Copy out all of the material exactly.

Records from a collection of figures
* start *

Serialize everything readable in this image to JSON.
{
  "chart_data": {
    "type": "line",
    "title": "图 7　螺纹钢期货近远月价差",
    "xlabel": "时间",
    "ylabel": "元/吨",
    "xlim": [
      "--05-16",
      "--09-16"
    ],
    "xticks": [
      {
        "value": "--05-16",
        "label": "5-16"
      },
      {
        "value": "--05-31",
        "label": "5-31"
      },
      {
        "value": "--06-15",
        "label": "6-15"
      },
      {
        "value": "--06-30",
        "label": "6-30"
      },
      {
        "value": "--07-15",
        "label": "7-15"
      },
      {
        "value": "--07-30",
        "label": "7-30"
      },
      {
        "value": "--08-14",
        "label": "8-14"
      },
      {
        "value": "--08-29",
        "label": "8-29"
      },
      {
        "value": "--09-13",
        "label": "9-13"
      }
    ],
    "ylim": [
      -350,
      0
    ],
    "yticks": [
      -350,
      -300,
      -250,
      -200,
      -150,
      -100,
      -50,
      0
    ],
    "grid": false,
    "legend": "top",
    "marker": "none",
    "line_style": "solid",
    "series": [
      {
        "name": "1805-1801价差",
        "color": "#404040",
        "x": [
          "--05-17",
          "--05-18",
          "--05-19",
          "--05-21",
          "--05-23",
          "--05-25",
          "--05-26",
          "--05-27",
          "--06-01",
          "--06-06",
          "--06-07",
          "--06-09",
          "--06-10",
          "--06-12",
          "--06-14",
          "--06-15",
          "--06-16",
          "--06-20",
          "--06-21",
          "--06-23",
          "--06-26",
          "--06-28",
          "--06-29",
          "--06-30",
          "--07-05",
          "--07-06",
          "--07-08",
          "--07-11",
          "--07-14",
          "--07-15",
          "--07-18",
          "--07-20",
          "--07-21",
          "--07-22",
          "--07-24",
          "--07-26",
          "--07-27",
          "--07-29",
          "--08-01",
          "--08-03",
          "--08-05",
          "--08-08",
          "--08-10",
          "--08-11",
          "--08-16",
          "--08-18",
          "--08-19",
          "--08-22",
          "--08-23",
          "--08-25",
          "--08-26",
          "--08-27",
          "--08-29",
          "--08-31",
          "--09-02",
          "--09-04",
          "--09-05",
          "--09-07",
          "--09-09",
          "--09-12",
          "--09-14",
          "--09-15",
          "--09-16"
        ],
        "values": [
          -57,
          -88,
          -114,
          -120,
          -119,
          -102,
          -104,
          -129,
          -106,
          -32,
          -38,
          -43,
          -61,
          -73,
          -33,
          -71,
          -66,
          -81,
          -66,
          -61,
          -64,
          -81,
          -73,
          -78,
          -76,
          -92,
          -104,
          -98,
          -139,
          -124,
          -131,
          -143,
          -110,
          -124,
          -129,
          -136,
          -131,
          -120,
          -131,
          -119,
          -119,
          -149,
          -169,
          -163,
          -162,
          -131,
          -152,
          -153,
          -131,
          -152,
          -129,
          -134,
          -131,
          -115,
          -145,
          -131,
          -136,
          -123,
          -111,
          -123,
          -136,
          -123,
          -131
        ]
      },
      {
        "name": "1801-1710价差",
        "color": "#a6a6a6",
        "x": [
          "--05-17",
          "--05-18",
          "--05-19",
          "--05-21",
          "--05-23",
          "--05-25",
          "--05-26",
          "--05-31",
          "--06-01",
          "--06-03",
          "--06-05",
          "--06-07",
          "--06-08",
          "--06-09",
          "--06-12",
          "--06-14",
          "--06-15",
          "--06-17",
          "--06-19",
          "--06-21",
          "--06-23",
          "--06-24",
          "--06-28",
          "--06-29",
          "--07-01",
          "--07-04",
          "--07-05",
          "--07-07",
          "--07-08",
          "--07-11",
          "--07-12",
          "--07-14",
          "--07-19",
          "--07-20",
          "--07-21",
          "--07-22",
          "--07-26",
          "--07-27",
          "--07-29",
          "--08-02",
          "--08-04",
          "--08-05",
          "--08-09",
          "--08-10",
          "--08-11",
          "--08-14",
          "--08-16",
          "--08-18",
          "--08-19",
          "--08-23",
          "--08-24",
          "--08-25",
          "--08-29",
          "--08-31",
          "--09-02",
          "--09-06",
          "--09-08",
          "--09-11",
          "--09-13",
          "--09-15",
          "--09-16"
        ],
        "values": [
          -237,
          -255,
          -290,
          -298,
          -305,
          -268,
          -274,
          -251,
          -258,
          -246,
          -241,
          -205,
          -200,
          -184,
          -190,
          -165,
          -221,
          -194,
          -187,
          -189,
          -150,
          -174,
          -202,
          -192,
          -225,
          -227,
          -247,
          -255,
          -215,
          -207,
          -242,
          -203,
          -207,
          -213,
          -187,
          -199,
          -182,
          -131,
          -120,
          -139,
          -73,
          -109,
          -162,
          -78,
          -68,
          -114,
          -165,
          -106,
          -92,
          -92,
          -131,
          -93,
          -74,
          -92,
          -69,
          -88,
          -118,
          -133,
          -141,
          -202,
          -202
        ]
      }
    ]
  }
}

* end *

▶ Full response
Serialize everything readable in this image to JSON.
{
  "chart_data": {
    "type": "line",
    "title": "图 7　螺纹钢期货近远月价差",
    "xlabel": "时间",
    "ylabel": "元/吨",
    "xlim": [
      "--05-16",
      "--09-16"
    ],
    "xticks": [
      {
        "value": "--05-16",
        "label": "5-16"
      },
      {
        "value": "--05-31",
        "label": "5-31"
      },
      {
        "value": "--06-15",
        "label": "6-15"
      },
      {
        "value": "--06-30",
        "label": "6-30"
      },
      {
        "value": "--07-15",
        "label": "7-15"
      },
      {
        "value": "--07-30",
        "label": "7-30"
      },
      {
        "value": "--08-14",
        "label": "8-14"
      },
      {
        "value": "--08-29",
        "label": "8-29"
      },
      {
        "value": "--09-13",
        "label": "9-13"
      }
    ],
    "ylim": [
      -350,
      0
    ],
    "yticks": [
      -350,
      -300,
      -250,
      -200,
      -150,
      -100,
      -50,
      0
    ],
    "grid": false,
    "legend": "top",
    "marker": "none",
    "line_style": "solid",
    "series": [
      {
        "name": "1805-1801价差",
        "color": "#404040",
        "x": [
          "--05-17",
          "--05-18",
          "--05-19",
          "--05-21",
          "--05-23",
          "--05-25",
          "--05-26",
          "--05-27",
          "--06-01",
          "--06-06",
          "--06-07",
          "--06-09",
          "--06-10",
          "--06-12",
          "--06-14",
          "--06-15",
          "--06-16",
          "--06-20",
          "--06-21",
          "--06-23",
          "--06-26",
          "--06-28",
          "--06-29",
          "--06-30",
          "--07-05",
          "--07-06",
          "--07-08",
          "--07-11",
          "--07-14",
          "--07-15",
          "--07-18",
          "--07-20",
          "--07-21",
          "--07-22",
          "--07-24",
          "--07-26",
          "--07-27",
          "--07-29",
          "--08-01",
          "--08-03",
          "--08-05",
          "--08-08",
          "--08-10",
          "--08-11",
          "--08-16",
          "--08-18",
          "--08-19",
          "--08-22",
          "--08-23",
          "--08-25",
          "--08-26",
          "--08-27",
          "--08-29",
          "--08-31",
          "--09-02",
          "--09-04",
          "--09-05",
          "--09-07",
          "--09-09",
          "--09-12",
          "--09-14",
          "--09-15",
          "--09-16"
        ],
        "values": [
          -57,
          -88,
          -114,
          -120,
          -119,
          -102,
          -104,
          -129,
          -106,
          -32,
          -38,
          -43,
          -61,
          -73,
          -33,
          -71,
          -66,
          -81,
          -66,
          -61,
          -64,
          -81,
          -73,
          -78,
          -76,
          -92,
          -104,
          -98,
          -139,
          -124,
          -131,
          -143,
          -110,
          -124,
          -129,
          -136,
          -131,
          -120,
          -131,
          -119,
          -119,
          -149,
          -169,
          -163,
          -162,
          -131,
          -152,
          -153,
          -131,
          -152,
          -129,
          -134,
          -131,
          -115,
          -145,
          -131,
          -136,
          -123,
          -111,
          -123,
          -136,
          -123,
          -131
        ]
      },
      {
        "name": "1801-1710价差",
        "color": "#a6a6a6",
        "x": [
          "--05-17",
          "--05-18",
          "--05-19",
          "--05-21",
          "--05-23",
          "--05-25",
          "--05-26",
          "--05-31",
          "--06-01",
          "--06-03",
          "--06-05",
          "--06-07",
          "--06-08",
          "--06-09",
          "--06-12",
          "--06-14",
          "--06-15",
          "--06-17",
          "--06-19",
          "--06-21",
          "--06-23",
          "--06-24",
          "--06-28",
          "--06-29",
          "--07-01",
          "--07-04",
          "--07-05",
          "--07-07",
          "--07-08",
          "--07-11",
          "--07-12",
          "--07-14",
          "--07-19",
          "--07-20",
          "--07-21",
          "--07-22",
          "--07-26",
          "--07-27",
          "--07-29",
          "--08-02",
          "--08-04",
          "--08-05",
          "--08-09",
          "--08-10",
          "--08-11",
          "--08-14",
          "--08-16",
          "--08-18",
          "--08-19",
          "--08-23",
          "--08-24",
          "--08-25",
          "--08-29",
          "--08-31",
          "--09-02",
          "--09-06",
          "--09-08",
          "--09-11",
          "--09-13",
          "--09-15",
          "--09-16"
        ],
        "values": [
          -237,
          -255,
          -290,
          -298,
          -305,
          -268,
          -274,
          -251,
          -258,
          -246,
          -241,
          -205,
          -200,
          -184,
          -190,
          -165,
          -221,
          -194,
          -187,
          -189,
          -150,
          -174,
          -202,
          -192,
          -225,
          -227,
          -247,
          -255,
          -215,
          -207,
          -242,
          -203,
          -207,
          -213,
          -187,
          -199,
          -182,
          -131,
          -120,
          -139,
          -73,
          -109,
          -162,
          -78,
          -68,
          -114,
          -165,
          -106,
          -92,
          -92,
          -131,
          -93,
          -74,
          -92,
          -69,
          -88,
          -118,
          -133,
          -141,
          -202,
          -202
        ]
      }
    ]
  }
}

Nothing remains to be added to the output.